Work to be completed
Copy out the data from the line containing "text-line: villages. (137, 531, 750, 547)" through the line containing "text-line: be put", reproducing each line without any change.

Stored data
++++++
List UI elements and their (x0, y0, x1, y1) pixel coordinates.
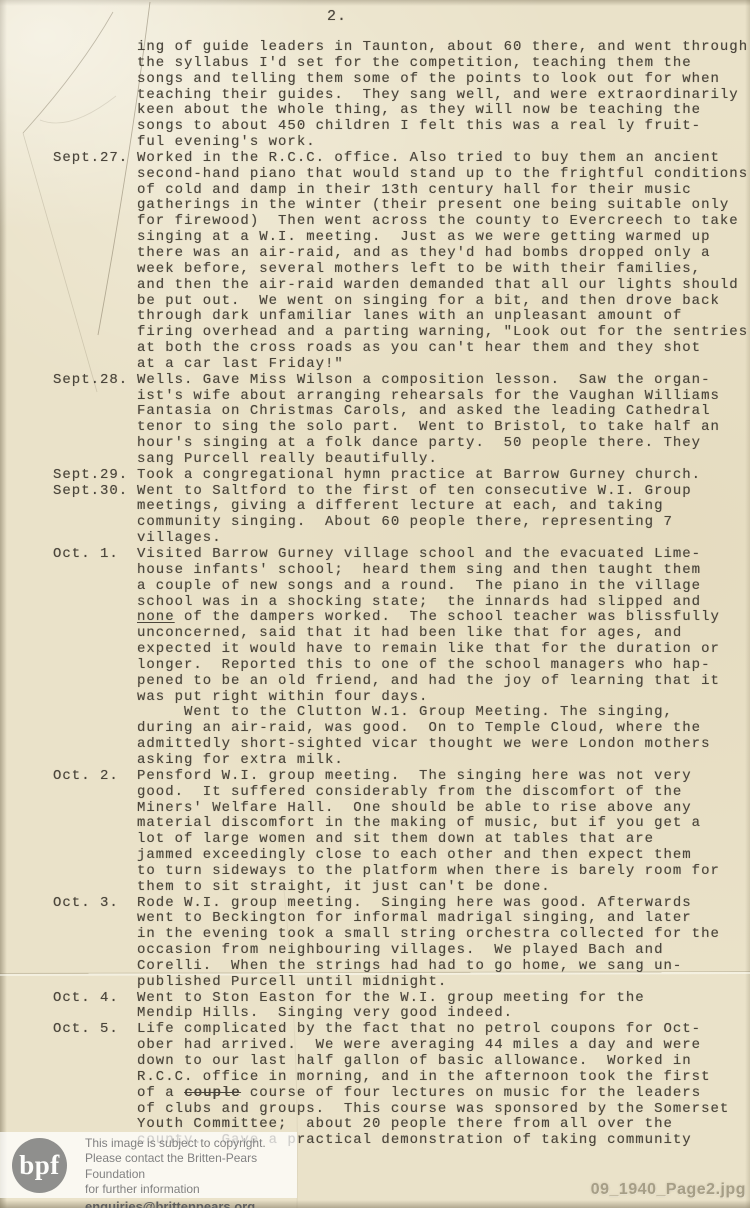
text-line: villages. (137, 531, 750, 547)
text-line: ing of guide leaders in Taunton, about 6… (137, 40, 750, 56)
entry-text: Life complicated by the fact that no pet… (137, 1022, 750, 1149)
text-line: Took a congregational hymn practice at B… (137, 468, 750, 484)
text-line: Mendip Hills. Singing very good indeed. (137, 1006, 750, 1022)
text-line: be put out. We went on singing for a bit… (137, 294, 750, 310)
watermark-text: This image is subject to copyright. Plea… (85, 1136, 297, 1208)
text-line: songs and telling them some of the point… (137, 72, 750, 88)
watermark-email-link[interactable]: enquiries@brittenpears.org (85, 1199, 297, 1208)
text-line: pened to be an old friend, and had the j… (137, 674, 750, 690)
text-line: meetings, giving a different lecture at … (137, 499, 750, 515)
text-line: a couple of new songs and a round. The p… (137, 579, 750, 595)
entry-text: Went to Saltford to the first of ten con… (137, 484, 750, 547)
text-line: Life complicated by the fact that no pet… (137, 1022, 750, 1038)
entry-date: Oct. 2. (53, 769, 137, 785)
underlined-word: none (137, 609, 175, 625)
diary-entry: Oct. 3.Rode W.I. group meeting. Singing … (53, 896, 750, 991)
diary-entry: Oct. 2.Pensford W.I. group meeting. The … (53, 769, 750, 896)
text-line: in the evening took a small string orche… (137, 927, 750, 943)
text-line: school was in a shocking state; the inna… (137, 595, 750, 611)
text-line: Fantasia on Christmas Carols, and asked … (137, 404, 750, 420)
diary-entry: ing of guide leaders in Taunton, about 6… (53, 40, 750, 151)
text-line: through dark unfamiliar lanes with an un… (137, 309, 750, 325)
text-line: down to our last half gallon of basic al… (137, 1054, 750, 1070)
text-line: asking for extra milk. (137, 753, 750, 769)
copyright-watermark: bpf This image is subject to copyright. … (0, 1132, 297, 1198)
text-line: week before, several mothers left to be … (137, 262, 750, 278)
text-line: unconcerned, said that it had been like … (137, 626, 750, 642)
bpf-logo: bpf (12, 1138, 67, 1193)
bpf-logo-text: bpf (19, 1150, 60, 1181)
text-line: firing overhead and a parting warning, "… (137, 325, 750, 341)
text-line: house infants' school; heard them sing a… (137, 563, 750, 579)
diary-entry: Oct. 5.Life complicated by the fact that… (53, 1022, 750, 1149)
text-line: singing at a W.I. meeting. Just as we we… (137, 230, 750, 246)
text-line: gatherings in the winter (their present … (137, 198, 750, 214)
diary-entry: Oct. 4.Went to Ston Easton for the W.I. … (53, 991, 750, 1023)
page-number: 2. (327, 8, 347, 25)
text-line: at a car last Friday!" (137, 357, 750, 373)
text-line: Corelli. When the strings had had to go … (137, 959, 750, 975)
watermark-line-1: This image is subject to copyright. (85, 1136, 297, 1151)
text-line: tenor to sing the solo part. Went to Bri… (137, 420, 750, 436)
text-line: went to Beckington for informal madrigal… (137, 911, 750, 927)
text-line: hour's singing at a folk dance party. 50… (137, 436, 750, 452)
text-line: and then the air-raid warden demanded th… (137, 278, 750, 294)
text-line: ful evening's work. (137, 135, 750, 151)
text-line: Visited Barrow Gurney village school and… (137, 547, 750, 563)
text-line: community singing. About 60 people there… (137, 515, 750, 531)
text-line: of a couple course of four lectures on m… (137, 1086, 750, 1102)
diary-entry: Sept.27.Worked in the R.C.C. office. Als… (53, 151, 750, 373)
text-line: Worked in the R.C.C. office. Also tried … (137, 151, 750, 167)
text-line: for firewood) Then went across the count… (137, 214, 750, 230)
text-line: second-hand piano that would stand up to… (137, 167, 750, 183)
text-line: jammed exceedingly close to each other a… (137, 848, 750, 864)
diary-entry: Sept.28.Wells. Gave Miss Wilson a compos… (53, 373, 750, 468)
text-line: Wells. Gave Miss Wilson a composition le… (137, 373, 750, 389)
image-filename: 09_1940_Page2.jpg (591, 1181, 746, 1199)
text-line: good. It suffered considerably from the … (137, 785, 750, 801)
text-line: R.C.C. office in morning, and in the aft… (137, 1070, 750, 1086)
entry-date: Sept.28. (53, 373, 137, 389)
text-line: none of the dampers worked. The school t… (137, 610, 750, 626)
struck-out-word: couple (184, 1085, 240, 1101)
text-line: published Purcell until midnight. (137, 975, 750, 991)
entry-date: Sept.30. (53, 484, 137, 500)
text-line: expected it would have to remain like th… (137, 642, 750, 658)
text-line: sang Purcell really beautifully. (137, 452, 750, 468)
text-line: Miners' Welfare Hall. One should be able… (137, 801, 750, 817)
diary-entry: Sept.30.Went to Saltford to the first of… (53, 484, 750, 547)
entry-text: ing of guide leaders in Taunton, about 6… (137, 40, 750, 151)
text-line: admittedly short-sighted vicar thought w… (137, 737, 750, 753)
text-line: Went to the Clutton W.1. Group Meeting. … (137, 705, 750, 721)
entry-date: Sept.27. (53, 151, 137, 167)
diary-entries: ing of guide leaders in Taunton, about 6… (53, 40, 750, 1149)
text-line: songs to about 450 children I felt this … (137, 119, 750, 135)
text-line: Youth Committee; about 20 people there f… (137, 1117, 750, 1133)
text-line: them to sit straight, it just can't be d… (137, 880, 750, 896)
text-line: to turn sideways to the platform when th… (137, 864, 750, 880)
entry-date: Oct. 5. (53, 1022, 137, 1038)
scanned-document-page: 2. ing of guide leaders in Taunton, abou… (0, 0, 750, 1208)
text-line: ober had arrived. We were averaging 44 m… (137, 1038, 750, 1054)
diary-entry: Oct. 1.Visited Barrow Gurney village sch… (53, 547, 750, 769)
entry-date: Oct. 3. (53, 896, 137, 912)
text-line: during an air-raid, was good. On to Temp… (137, 721, 750, 737)
entry-text: Wells. Gave Miss Wilson a composition le… (137, 373, 750, 468)
text-line: at both the cross roads as you can't hea… (137, 341, 750, 357)
text-line: longer. Reported this to one of the scho… (137, 658, 750, 674)
entry-text: Pensford W.I. group meeting. The singing… (137, 769, 750, 896)
entry-date: Oct. 1. (53, 547, 137, 563)
entry-text: Went to Ston Easton for the W.I. group m… (137, 991, 750, 1023)
text-line: occasion from neighbouring villages. We … (137, 943, 750, 959)
text-line: lot of large women and sit them down at … (137, 832, 750, 848)
watermark-line-3: for further information (85, 1182, 297, 1197)
entry-text: Rode W.I. group meeting. Singing here wa… (137, 896, 750, 991)
text-line: material discomfort in the making of mus… (137, 816, 750, 832)
text-line: there was an air-raid, and as they'd had… (137, 246, 750, 262)
entry-text: Took a congregational hymn practice at B… (137, 468, 750, 484)
text-line: teaching their guides. They sang well, a… (137, 88, 750, 104)
watermark-line-2: Please contact the Britten-Pears Foundat… (85, 1151, 297, 1182)
diary-entry: Sept.29.Took a congregational hymn pract… (53, 468, 750, 484)
entry-date: Oct. 4. (53, 991, 137, 1007)
entry-text: Worked in the R.C.C. office. Also tried … (137, 151, 750, 373)
text-line: the syllabus I'd set for the competition… (137, 56, 750, 72)
entry-date: Sept.29. (53, 468, 137, 484)
text-line: of clubs and groups. This course was spo… (137, 1102, 750, 1118)
text-line: keen about the whole thing, as they will… (137, 103, 750, 119)
entry-text: Visited Barrow Gurney village school and… (137, 547, 750, 769)
text-line: Pensford W.I. group meeting. The singing… (137, 769, 750, 785)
++++++
Full answer
text-line: villages. (137, 531, 750, 547)
text-line: ing of guide leaders in Taunton, about 6… (137, 40, 750, 56)
entry-text: Life complicated by the fact that no pet… (137, 1022, 750, 1149)
text-line: Took a congregational hymn practice at B… (137, 468, 750, 484)
text-line: Mendip Hills. Singing very good indeed. (137, 1006, 750, 1022)
text-line: be put out. We went on singing for a bit… (137, 294, 750, 310)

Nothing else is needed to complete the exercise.